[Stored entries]
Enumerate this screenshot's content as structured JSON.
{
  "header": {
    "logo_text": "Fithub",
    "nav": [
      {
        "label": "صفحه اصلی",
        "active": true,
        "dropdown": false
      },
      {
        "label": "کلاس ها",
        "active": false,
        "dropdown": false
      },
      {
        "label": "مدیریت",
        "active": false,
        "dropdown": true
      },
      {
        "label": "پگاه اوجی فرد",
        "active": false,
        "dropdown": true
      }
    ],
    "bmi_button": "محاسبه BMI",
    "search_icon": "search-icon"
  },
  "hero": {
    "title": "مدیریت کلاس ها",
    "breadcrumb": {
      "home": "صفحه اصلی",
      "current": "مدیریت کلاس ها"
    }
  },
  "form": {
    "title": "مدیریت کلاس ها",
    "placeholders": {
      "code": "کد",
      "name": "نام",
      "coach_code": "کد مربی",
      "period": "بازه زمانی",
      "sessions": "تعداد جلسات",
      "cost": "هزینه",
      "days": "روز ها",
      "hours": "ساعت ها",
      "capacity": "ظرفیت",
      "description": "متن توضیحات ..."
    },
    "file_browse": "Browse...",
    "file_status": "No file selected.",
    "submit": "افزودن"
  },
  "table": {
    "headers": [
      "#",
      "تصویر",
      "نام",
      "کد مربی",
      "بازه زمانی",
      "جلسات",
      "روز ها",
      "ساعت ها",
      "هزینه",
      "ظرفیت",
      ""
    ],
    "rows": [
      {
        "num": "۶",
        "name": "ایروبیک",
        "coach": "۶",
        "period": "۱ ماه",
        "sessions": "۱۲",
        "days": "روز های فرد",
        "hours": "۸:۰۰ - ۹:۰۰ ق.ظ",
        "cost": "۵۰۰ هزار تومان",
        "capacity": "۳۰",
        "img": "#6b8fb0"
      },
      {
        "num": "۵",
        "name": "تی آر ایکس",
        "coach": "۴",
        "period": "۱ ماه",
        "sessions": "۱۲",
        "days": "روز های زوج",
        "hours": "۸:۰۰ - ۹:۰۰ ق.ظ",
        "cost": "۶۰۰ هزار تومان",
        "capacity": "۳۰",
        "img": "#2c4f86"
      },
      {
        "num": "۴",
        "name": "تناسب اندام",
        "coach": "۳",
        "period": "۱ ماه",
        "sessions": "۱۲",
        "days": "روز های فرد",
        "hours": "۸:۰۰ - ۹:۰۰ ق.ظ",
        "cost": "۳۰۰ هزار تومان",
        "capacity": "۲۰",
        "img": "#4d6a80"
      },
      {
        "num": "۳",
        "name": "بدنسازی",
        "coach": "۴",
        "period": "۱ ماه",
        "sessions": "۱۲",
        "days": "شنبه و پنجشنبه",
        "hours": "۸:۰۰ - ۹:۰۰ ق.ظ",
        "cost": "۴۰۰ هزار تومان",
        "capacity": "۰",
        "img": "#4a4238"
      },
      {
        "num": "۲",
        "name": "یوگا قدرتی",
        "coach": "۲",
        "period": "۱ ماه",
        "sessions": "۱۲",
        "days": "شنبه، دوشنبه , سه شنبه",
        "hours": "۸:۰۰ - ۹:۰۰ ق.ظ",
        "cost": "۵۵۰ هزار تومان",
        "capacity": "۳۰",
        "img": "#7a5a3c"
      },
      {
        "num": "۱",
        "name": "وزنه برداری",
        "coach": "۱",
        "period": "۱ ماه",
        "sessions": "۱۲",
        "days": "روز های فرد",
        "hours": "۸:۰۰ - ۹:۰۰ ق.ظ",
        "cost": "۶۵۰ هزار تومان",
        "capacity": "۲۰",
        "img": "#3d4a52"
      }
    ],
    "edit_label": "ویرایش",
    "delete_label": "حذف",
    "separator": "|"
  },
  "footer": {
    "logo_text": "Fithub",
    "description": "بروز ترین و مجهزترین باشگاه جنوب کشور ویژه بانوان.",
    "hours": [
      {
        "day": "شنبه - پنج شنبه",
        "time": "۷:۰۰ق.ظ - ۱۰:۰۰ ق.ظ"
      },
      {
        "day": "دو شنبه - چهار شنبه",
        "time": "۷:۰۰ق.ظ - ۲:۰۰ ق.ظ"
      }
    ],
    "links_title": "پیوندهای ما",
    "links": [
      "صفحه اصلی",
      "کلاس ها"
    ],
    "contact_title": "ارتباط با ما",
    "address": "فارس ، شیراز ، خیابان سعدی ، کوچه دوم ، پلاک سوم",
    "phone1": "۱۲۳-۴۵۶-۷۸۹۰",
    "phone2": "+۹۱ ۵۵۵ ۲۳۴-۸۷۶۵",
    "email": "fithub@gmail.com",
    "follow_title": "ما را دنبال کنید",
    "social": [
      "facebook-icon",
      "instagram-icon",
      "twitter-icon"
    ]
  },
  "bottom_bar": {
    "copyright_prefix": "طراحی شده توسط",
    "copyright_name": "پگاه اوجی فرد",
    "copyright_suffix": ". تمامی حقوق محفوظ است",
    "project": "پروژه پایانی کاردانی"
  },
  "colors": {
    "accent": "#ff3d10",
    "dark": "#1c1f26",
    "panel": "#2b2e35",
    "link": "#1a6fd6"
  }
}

**What you need to do**
Please set down all the data word for word.

**Solution below**
Enumerate this screenshot's content as structured JSON.
{
  "header": {
    "logo_text": "Fithub",
    "nav": [
      {
        "label": "صفحه اصلی",
        "active": true,
        "dropdown": false
      },
      {
        "label": "کلاس ها",
        "active": false,
        "dropdown": false
      },
      {
        "label": "مدیریت",
        "active": false,
        "dropdown": true
      },
      {
        "label": "پگاه اوجی فرد",
        "active": false,
        "dropdown": true
      }
    ],
    "bmi_button": "محاسبه BMI",
    "search_icon": "search-icon"
  },
  "hero": {
    "title": "مدیریت کلاس ها",
    "breadcrumb": {
      "home": "صفحه اصلی",
      "current": "مدیریت کلاس ها"
    }
  },
  "form": {
    "title": "مدیریت کلاس ها",
    "placeholders": {
      "code": "کد",
      "name": "نام",
      "coach_code": "کد مربی",
      "period": "بازه زمانی",
      "sessions": "تعداد جلسات",
      "cost": "هزینه",
      "days": "روز ها",
      "hours": "ساعت ها",
      "capacity": "ظرفیت",
      "description": "متن توضیحات ..."
    },
    "file_browse": "Browse...",
    "file_status": "No file selected.",
    "submit": "افزودن"
  },
  "table": {
    "headers": [
      "#",
      "تصویر",
      "نام",
      "کد مربی",
      "بازه زمانی",
      "جلسات",
      "روز ها",
      "ساعت ها",
      "هزینه",
      "ظرفیت",
      ""
    ],
    "rows": [
      {
        "num": "۶",
        "name": "ایروبیک",
        "coach": "۶",
        "period": "۱ ماه",
        "sessions": "۱۲",
        "days": "روز های فرد",
        "hours": "۸:۰۰ - ۹:۰۰ ق.ظ",
        "cost": "۵۰۰ هزار تومان",
        "capacity": "۳۰",
        "img": "#6b8fb0"
      },
      {
        "num": "۵",
        "name": "تی آر ایکس",
        "coach": "۴",
        "period": "۱ ماه",
        "sessions": "۱۲",
        "days": "روز های زوج",
        "hours": "۸:۰۰ - ۹:۰۰ ق.ظ",
        "cost": "۶۰۰ هزار تومان",
        "capacity": "۳۰",
        "img": "#2c4f86"
      },
      {
        "num": "۴",
        "name": "تناسب اندام",
        "coach": "۳",
        "period": "۱ ماه",
        "sessions": "۱۲",
        "days": "روز های فرد",
        "hours": "۸:۰۰ - ۹:۰۰ ق.ظ",
        "cost": "۳۰۰ هزار تومان",
        "capacity": "۲۰",
        "img": "#4d6a80"
      },
      {
        "num": "۳",
        "name": "بدنسازی",
        "coach": "۴",
        "period": "۱ ماه",
        "sessions": "۱۲",
        "days": "شنبه و پنجشنبه",
        "hours": "۸:۰۰ - ۹:۰۰ ق.ظ",
        "cost": "۴۰۰ هزار تومان",
        "capacity": "۰",
        "img": "#4a4238"
      },
      {
        "num": "۲",
        "name": "یوگا قدرتی",
        "coach": "۲",
        "period": "۱ ماه",
        "sessions": "۱۲",
        "days": "شنبه، دوشنبه , سه شنبه",
        "hours": "۸:۰۰ - ۹:۰۰ ق.ظ",
        "cost": "۵۵۰ هزار تومان",
        "capacity": "۳۰",
        "img": "#7a5a3c"
      },
      {
        "num": "۱",
        "name": "وزنه برداری",
        "coach": "۱",
        "period": "۱ ماه",
        "sessions": "۱۲",
        "days": "روز های فرد",
        "hours": "۸:۰۰ - ۹:۰۰ ق.ظ",
        "cost": "۶۵۰ هزار تومان",
        "capacity": "۲۰",
        "img": "#3d4a52"
      }
    ],
    "edit_label": "ویرایش",
    "delete_label": "حذف",
    "separator": "|"
  },
  "footer": {
    "logo_text": "Fithub",
    "description": "بروز ترین و مجهزترین باشگاه جنوب کشور ویژه بانوان.",
    "hours": [
      {
        "day": "شنبه - پنج شنبه",
        "time": "۷:۰۰ق.ظ - ۱۰:۰۰ ق.ظ"
      },
      {
        "day": "دو شنبه - چهار شنبه",
        "time": "۷:۰۰ق.ظ - ۲:۰۰ ق.ظ"
      }
    ],
    "links_title": "پیوندهای ما",
    "links": [
      "صفحه اصلی",
      "کلاس ها"
    ],
    "contact_title": "ارتباط با ما",
    "address": "فارس ، شیراز ، خیابان سعدی ، کوچه دوم ، پلاک سوم",
    "phone1": "۱۲۳-۴۵۶-۷۸۹۰",
    "phone2": "+۹۱ ۵۵۵ ۲۳۴-۸۷۶۵",
    "email": "fithub@gmail.com",
    "follow_title": "ما را دنبال کنید",
    "social": [
      "facebook-icon",
      "instagram-icon",
      "twitter-icon"
    ]
  },
  "bottom_bar": {
    "copyright_prefix": "طراحی شده توسط",
    "copyright_name": "پگاه اوجی فرد",
    "copyright_suffix": ". تمامی حقوق محفوظ است",
    "project": "پروژه پایانی کاردانی"
  },
  "colors": {
    "accent": "#ff3d10",
    "dark": "#1c1f26",
    "panel": "#2b2e35",
    "link": "#1a6fd6"
  }
}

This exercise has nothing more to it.